## DIRECTIONS
Please copy down the lines below exactly, leaving out the pictures.

^^^^

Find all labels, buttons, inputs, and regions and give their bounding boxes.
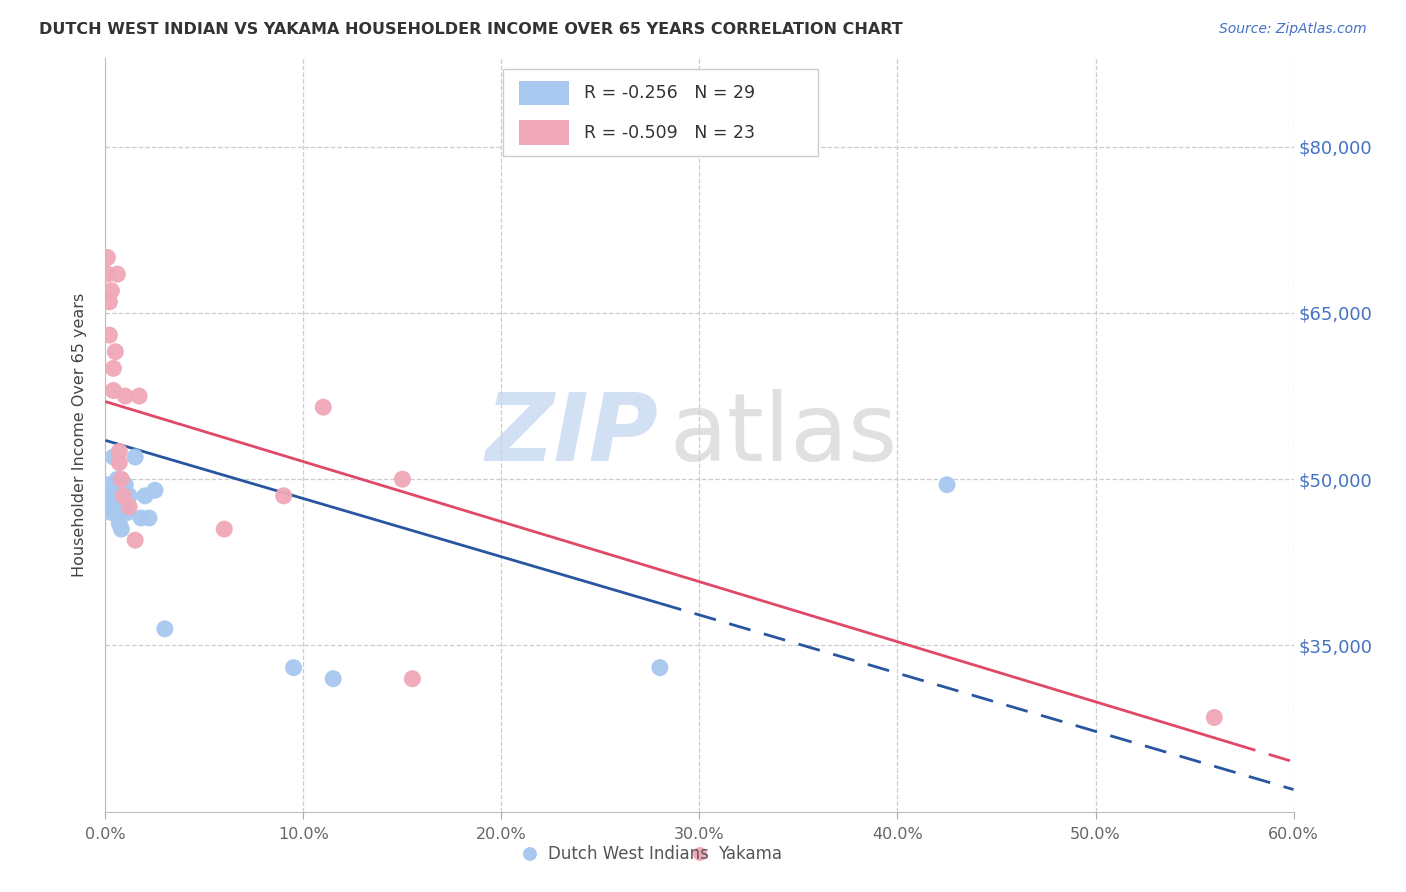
Point: [129, 511, 152, 525]
Point: [98, 294, 121, 309]
Text: ZIP: ZIP: [485, 389, 658, 481]
Bar: [519, 80, 569, 105]
Point: [96, 477, 118, 491]
Point: [124, 450, 146, 464]
Point: [108, 516, 131, 531]
Point: [322, 672, 344, 686]
Point: [118, 489, 141, 503]
Point: [108, 456, 131, 470]
Text: atlas: atlas: [669, 389, 898, 481]
Point: [114, 477, 136, 491]
Point: [128, 389, 150, 403]
Point: [105, 267, 128, 281]
Point: [96, 267, 118, 281]
Point: [110, 505, 132, 519]
Point: [108, 500, 131, 514]
Point: [110, 472, 132, 486]
Point: [105, 472, 128, 486]
Point: [103, 483, 125, 498]
Point: [103, 450, 125, 464]
Point: [96, 251, 118, 265]
Point: [112, 489, 135, 503]
Point: [100, 505, 122, 519]
Point: [312, 400, 335, 414]
Text: Dutch West Indians: Dutch West Indians: [548, 845, 709, 863]
Point: [103, 384, 125, 398]
Point: [519, 847, 541, 861]
Point: [118, 500, 141, 514]
Point: [134, 489, 156, 503]
Point: [273, 489, 295, 503]
Point: [105, 505, 128, 519]
Point: [98, 328, 121, 343]
Point: [648, 660, 671, 674]
Bar: [519, 120, 569, 145]
Point: [104, 344, 127, 359]
Text: DUTCH WEST INDIAN VS YAKAMA HOUSEHOLDER INCOME OVER 65 YEARS CORRELATION CHART: DUTCH WEST INDIAN VS YAKAMA HOUSEHOLDER …: [39, 22, 903, 37]
Point: [110, 522, 132, 536]
Point: [936, 477, 959, 491]
Point: [283, 660, 305, 674]
Point: [391, 472, 413, 486]
FancyBboxPatch shape: [503, 70, 818, 156]
Point: [1204, 710, 1226, 724]
Point: [689, 847, 711, 861]
Y-axis label: Householder Income Over 65 years: Householder Income Over 65 years: [72, 293, 87, 577]
Point: [143, 483, 166, 498]
Point: [98, 500, 121, 514]
Text: Yakama: Yakama: [718, 845, 782, 863]
Point: [124, 533, 146, 548]
Point: [100, 284, 122, 298]
Point: [104, 494, 127, 508]
Text: R = -0.509   N = 23: R = -0.509 N = 23: [585, 124, 755, 142]
Point: [114, 389, 136, 403]
Point: [153, 622, 176, 636]
Point: [214, 522, 236, 536]
Point: [104, 500, 127, 514]
Point: [115, 505, 138, 519]
Point: [96, 494, 118, 508]
Point: [100, 489, 122, 503]
Text: R = -0.256   N = 29: R = -0.256 N = 29: [585, 84, 755, 102]
Point: [401, 672, 423, 686]
Point: [112, 494, 135, 508]
Point: [138, 511, 160, 525]
Point: [103, 361, 125, 376]
Point: [108, 444, 131, 458]
Text: Source: ZipAtlas.com: Source: ZipAtlas.com: [1219, 22, 1367, 37]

^^^^

## EXPECTED ANSWER
Find all labels, buttons, inputs, and regions and give their bounding boxes.
Point: [129, 511, 152, 525]
Point: [98, 294, 121, 309]
Text: ZIP: ZIP: [485, 389, 658, 481]
Bar: [519, 80, 569, 105]
Point: [96, 477, 118, 491]
Point: [124, 450, 146, 464]
Point: [108, 516, 131, 531]
Point: [322, 672, 344, 686]
Point: [118, 489, 141, 503]
Point: [108, 456, 131, 470]
Text: atlas: atlas: [669, 389, 898, 481]
Point: [114, 477, 136, 491]
Point: [128, 389, 150, 403]
Point: [105, 267, 128, 281]
Point: [96, 267, 118, 281]
Point: [110, 505, 132, 519]
Point: [108, 500, 131, 514]
Point: [110, 472, 132, 486]
Point: [105, 472, 128, 486]
Point: [103, 483, 125, 498]
Point: [103, 450, 125, 464]
Point: [96, 251, 118, 265]
Point: [112, 489, 135, 503]
Point: [100, 505, 122, 519]
Point: [312, 400, 335, 414]
Text: Dutch West Indians: Dutch West Indians: [548, 845, 709, 863]
Point: [103, 384, 125, 398]
Point: [519, 847, 541, 861]
Point: [118, 500, 141, 514]
Point: [134, 489, 156, 503]
Point: [273, 489, 295, 503]
Point: [105, 505, 128, 519]
Point: [98, 328, 121, 343]
Point: [648, 660, 671, 674]
Bar: [519, 120, 569, 145]
Point: [104, 344, 127, 359]
Text: DUTCH WEST INDIAN VS YAKAMA HOUSEHOLDER INCOME OVER 65 YEARS CORRELATION CHART: DUTCH WEST INDIAN VS YAKAMA HOUSEHOLDER …: [39, 22, 903, 37]
Point: [110, 522, 132, 536]
Point: [936, 477, 959, 491]
Point: [283, 660, 305, 674]
Point: [391, 472, 413, 486]
FancyBboxPatch shape: [503, 70, 818, 156]
Point: [1204, 710, 1226, 724]
Point: [689, 847, 711, 861]
Y-axis label: Householder Income Over 65 years: Householder Income Over 65 years: [72, 293, 87, 577]
Point: [143, 483, 166, 498]
Point: [98, 500, 121, 514]
Text: Yakama: Yakama: [718, 845, 782, 863]
Point: [124, 533, 146, 548]
Point: [100, 284, 122, 298]
Point: [104, 494, 127, 508]
Text: R = -0.509   N = 23: R = -0.509 N = 23: [585, 124, 755, 142]
Point: [114, 389, 136, 403]
Point: [153, 622, 176, 636]
Point: [214, 522, 236, 536]
Point: [104, 500, 127, 514]
Point: [115, 505, 138, 519]
Point: [96, 494, 118, 508]
Point: [100, 489, 122, 503]
Text: R = -0.256   N = 29: R = -0.256 N = 29: [585, 84, 755, 102]
Point: [401, 672, 423, 686]
Point: [112, 494, 135, 508]
Point: [138, 511, 160, 525]
Point: [103, 361, 125, 376]
Point: [108, 444, 131, 458]
Text: Source: ZipAtlas.com: Source: ZipAtlas.com: [1219, 22, 1367, 37]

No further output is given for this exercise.